Begin Dataset entries
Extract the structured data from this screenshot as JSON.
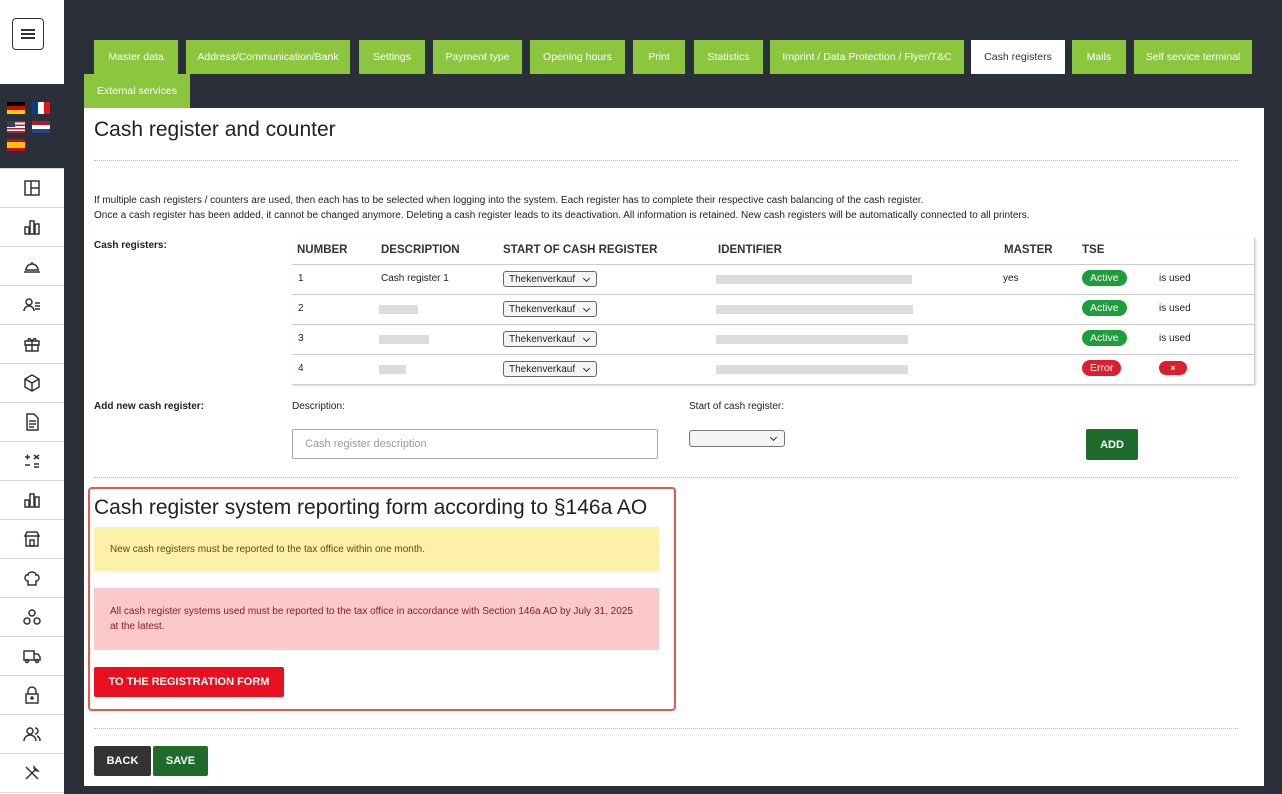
{
  "tabs": [
    {
      "label": "Master data",
      "active": false
    },
    {
      "label": "Address/Communication/Bank",
      "active": false
    },
    {
      "label": "Settings",
      "active": false
    },
    {
      "label": "Payment type",
      "active": false
    },
    {
      "label": "Opening hours",
      "active": false
    },
    {
      "label": "Print",
      "active": false
    },
    {
      "label": "Statistics",
      "active": false
    },
    {
      "label": "Imprint / Data Protection / Flyer/T&C",
      "active": false
    },
    {
      "label": "Cash registers",
      "active": true
    },
    {
      "label": "Mails",
      "active": false
    },
    {
      "label": "Self service terminal",
      "active": false
    },
    {
      "label": "External services",
      "active": false
    }
  ],
  "page": {
    "title": "Cash register and counter",
    "info_line1": "If multiple cash registers / counters are used, then each has to be selected when logging into the system. Each register has to complete their respective cash balancing of the cash register.",
    "info_line2": "Once a cash register has been added, it cannot be changed anymore. Deleting a cash register leads to its deactivation. All information is retained. New cash registers will be automatically connected to all printers."
  },
  "registers": {
    "label": "Cash registers:",
    "headers": {
      "number": "NUMBER",
      "description": "DESCRIPTION",
      "start": "START OF CASH REGISTER",
      "identifier": "IDENTIFIER",
      "master": "MASTER",
      "tse": "TSE"
    },
    "rows": [
      {
        "number": "1",
        "description": "Cash register 1",
        "start": "Thekenverkauf",
        "master": "yes",
        "tse": "Active",
        "status": "is used"
      },
      {
        "number": "2",
        "description": "",
        "start": "Thekenverkauf",
        "master": "",
        "tse": "Active",
        "status": "is used"
      },
      {
        "number": "3",
        "description": "",
        "start": "Thekenverkauf",
        "master": "",
        "tse": "Active",
        "status": "is used"
      },
      {
        "number": "4",
        "description": "",
        "start": "Thekenverkauf",
        "master": "",
        "tse": "Error",
        "status": "×"
      }
    ]
  },
  "add_new": {
    "label": "Add new cash register:",
    "description_label": "Description:",
    "description_placeholder": "Cash register description",
    "start_label": "Start of cash register:",
    "start_value": "",
    "add_button": "ADD"
  },
  "report": {
    "title": "Cash register system reporting form according to §146a AO",
    "notice_yellow": "New cash registers must be reported to the tax office within one month.",
    "notice_red": "All cash register systems used must be reported to the tax office in accordance with Section 146a AO by July 31, 2025 at the latest.",
    "button": "TO THE REGISTRATION FORM"
  },
  "footer": {
    "back": "BACK",
    "save": "SAVE"
  },
  "colors": {
    "tab_green": "#8cc63f",
    "dark_green": "#1e6b2c",
    "badge_green": "#1d9e3a",
    "badge_red": "#dc1f2e",
    "cta_red": "#e8101f",
    "report_border": "#e2594e"
  }
}
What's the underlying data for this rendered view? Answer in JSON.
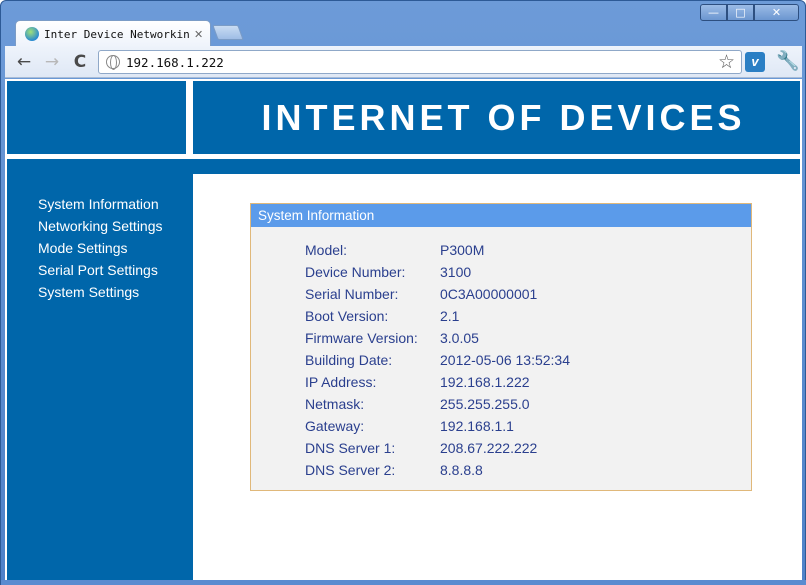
{
  "window": {
    "controls": {
      "minimize": "—",
      "maximize": "□",
      "close": "✕"
    }
  },
  "tab": {
    "title": "Inter Device Networking",
    "close": "✕"
  },
  "toolbar": {
    "back_icon": "←",
    "forward_icon": "→",
    "reload_icon": "C",
    "url": "192.168.1.222",
    "star_icon": "☆",
    "extension_icon": "v",
    "wrench_icon": "🔧"
  },
  "header": {
    "title": "INTERNET OF DEVICES"
  },
  "sidebar": {
    "items": [
      {
        "label": "System Information"
      },
      {
        "label": "Networking Settings"
      },
      {
        "label": "Mode Settings"
      },
      {
        "label": "Serial Port Settings"
      },
      {
        "label": "System Settings"
      }
    ]
  },
  "panel": {
    "title": "System Information",
    "rows": [
      {
        "label": "Model:",
        "value": "P300M"
      },
      {
        "label": "Device Number:",
        "value": "3100"
      },
      {
        "label": "Serial Number:",
        "value": "0C3A00000001"
      },
      {
        "label": "Boot Version:",
        "value": "2.1"
      },
      {
        "label": "Firmware Version:",
        "value": "3.0.05"
      },
      {
        "label": "Building Date:",
        "value": "2012-05-06 13:52:34"
      },
      {
        "label": "IP Address:",
        "value": "192.168.1.222"
      },
      {
        "label": "Netmask:",
        "value": "255.255.255.0"
      },
      {
        "label": "Gateway:",
        "value": "192.168.1.1"
      },
      {
        "label": "DNS Server 1:",
        "value": "208.67.222.222"
      },
      {
        "label": "DNS Server 2:",
        "value": "8.8.8.8"
      }
    ]
  },
  "colors": {
    "brand_blue": "#0066aa",
    "panel_header": "#5b9bea",
    "panel_border": "#e0b87a",
    "info_text": "#2a3f8e"
  }
}
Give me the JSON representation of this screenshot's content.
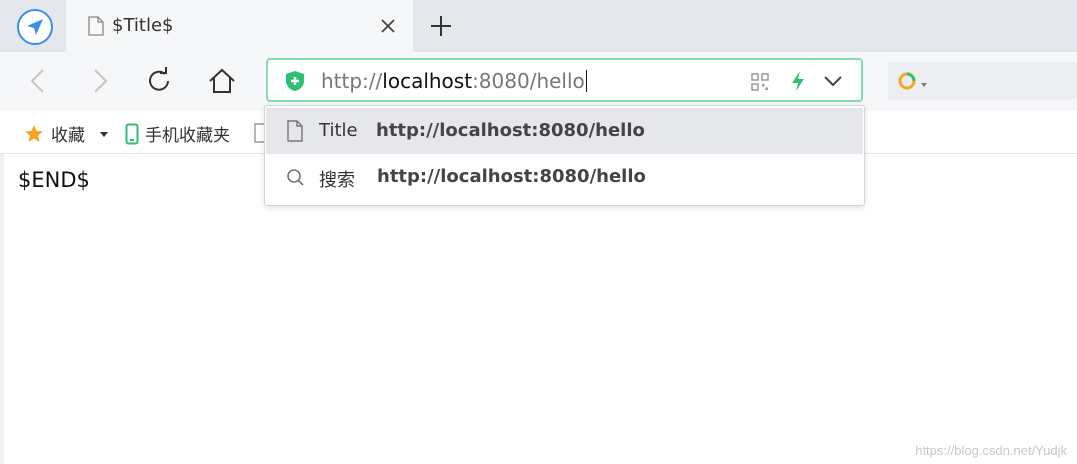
{
  "tab": {
    "title": "$Title$"
  },
  "address_bar": {
    "url_prefix": "http://",
    "url_host": "localhost",
    "url_rest": ":8080/hello"
  },
  "bookmarks": {
    "favorites_label": "收藏",
    "mobile_label": "手机收藏夹"
  },
  "page": {
    "body_text": "$END$"
  },
  "suggestions": [
    {
      "kind_label": "Title",
      "url": "http://localhost:8080/hello",
      "icon": "document-icon"
    },
    {
      "kind_label": "搜索",
      "url": "http://localhost:8080/hello",
      "icon": "search-icon"
    }
  ],
  "watermark": "https://blog.csdn.net/Yudjk",
  "colors": {
    "accent_green": "#7fdcae",
    "shield_green": "#2fbf71",
    "logo_blue": "#3b8fe6",
    "star_orange": "#f5a623"
  }
}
End Dataset entries
Scan the material above. Copy each line where "JSON" occurs.

#### Correct answer
Extract the structured data from this screenshot as JSON.
What's the underlying data for this rendered view? Answer in JSON.
Give me the JSON representation of this screenshot's content.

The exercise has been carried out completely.